Input records ▸
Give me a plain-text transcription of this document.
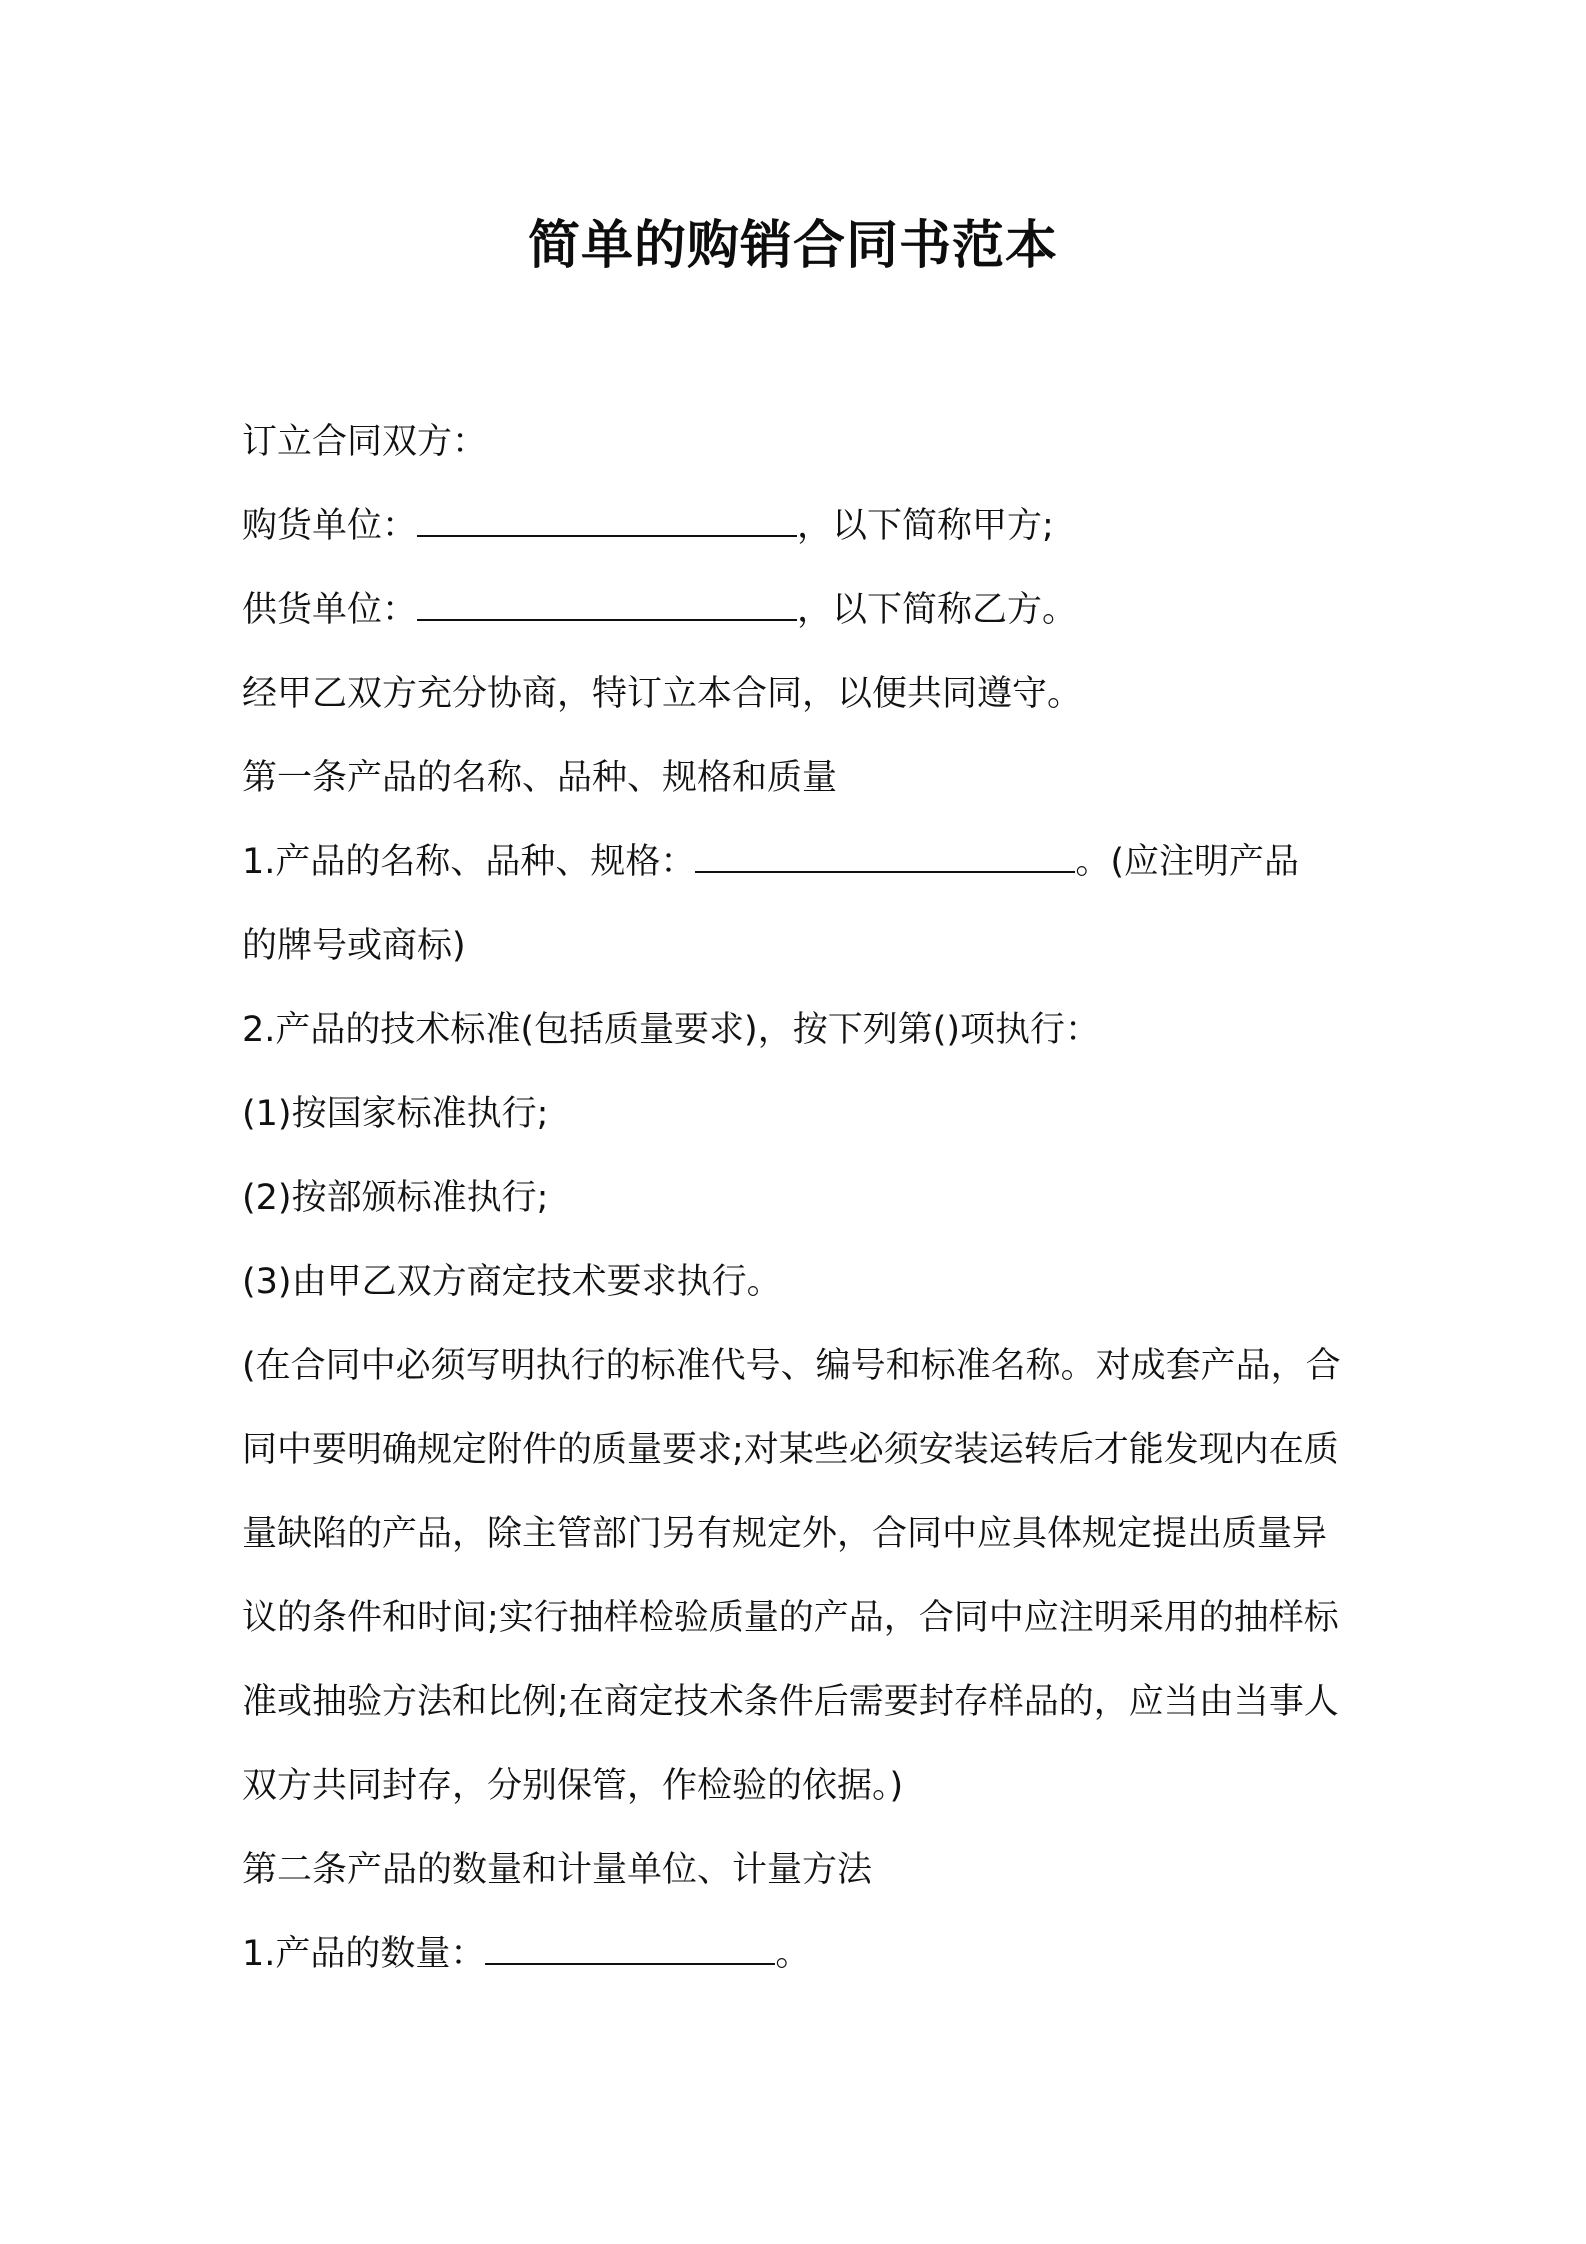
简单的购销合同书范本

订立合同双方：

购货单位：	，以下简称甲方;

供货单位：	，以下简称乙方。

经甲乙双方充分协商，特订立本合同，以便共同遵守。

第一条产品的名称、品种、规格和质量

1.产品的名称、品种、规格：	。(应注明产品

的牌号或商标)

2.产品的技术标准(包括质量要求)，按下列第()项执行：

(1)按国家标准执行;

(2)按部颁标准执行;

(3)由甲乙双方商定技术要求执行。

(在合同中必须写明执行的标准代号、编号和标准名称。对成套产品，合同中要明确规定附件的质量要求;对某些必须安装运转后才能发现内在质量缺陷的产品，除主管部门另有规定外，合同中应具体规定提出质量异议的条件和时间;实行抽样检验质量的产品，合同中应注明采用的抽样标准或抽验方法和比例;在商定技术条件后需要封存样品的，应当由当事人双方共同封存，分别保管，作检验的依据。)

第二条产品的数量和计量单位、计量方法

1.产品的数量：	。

--

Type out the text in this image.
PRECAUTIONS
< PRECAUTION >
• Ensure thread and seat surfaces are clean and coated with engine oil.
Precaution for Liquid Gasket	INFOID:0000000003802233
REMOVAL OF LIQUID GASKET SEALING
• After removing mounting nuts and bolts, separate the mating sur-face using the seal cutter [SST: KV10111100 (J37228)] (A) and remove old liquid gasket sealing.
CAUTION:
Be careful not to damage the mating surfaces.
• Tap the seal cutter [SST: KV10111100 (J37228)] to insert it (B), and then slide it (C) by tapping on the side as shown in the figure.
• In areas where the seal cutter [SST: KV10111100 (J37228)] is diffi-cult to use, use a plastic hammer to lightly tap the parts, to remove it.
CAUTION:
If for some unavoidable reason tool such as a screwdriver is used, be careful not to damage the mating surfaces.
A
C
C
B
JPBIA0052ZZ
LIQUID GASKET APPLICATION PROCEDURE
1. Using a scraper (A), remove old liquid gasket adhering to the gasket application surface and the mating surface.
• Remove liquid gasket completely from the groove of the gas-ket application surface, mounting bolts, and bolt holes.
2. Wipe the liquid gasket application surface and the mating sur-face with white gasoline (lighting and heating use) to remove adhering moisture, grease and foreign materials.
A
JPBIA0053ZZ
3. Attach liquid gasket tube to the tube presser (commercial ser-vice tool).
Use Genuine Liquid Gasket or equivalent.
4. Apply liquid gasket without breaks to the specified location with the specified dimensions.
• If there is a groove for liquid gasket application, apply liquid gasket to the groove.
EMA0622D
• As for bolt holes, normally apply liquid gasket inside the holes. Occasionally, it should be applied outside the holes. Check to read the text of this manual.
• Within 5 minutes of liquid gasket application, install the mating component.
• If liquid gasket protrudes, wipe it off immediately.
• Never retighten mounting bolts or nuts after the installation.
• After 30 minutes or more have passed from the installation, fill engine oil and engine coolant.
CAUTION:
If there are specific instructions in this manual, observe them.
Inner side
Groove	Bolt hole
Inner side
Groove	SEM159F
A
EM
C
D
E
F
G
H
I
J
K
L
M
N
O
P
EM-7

Problem to work on ▸ Look through the material above and work out how many of its lines contain "manual". State the number only.

The answer ▸ 2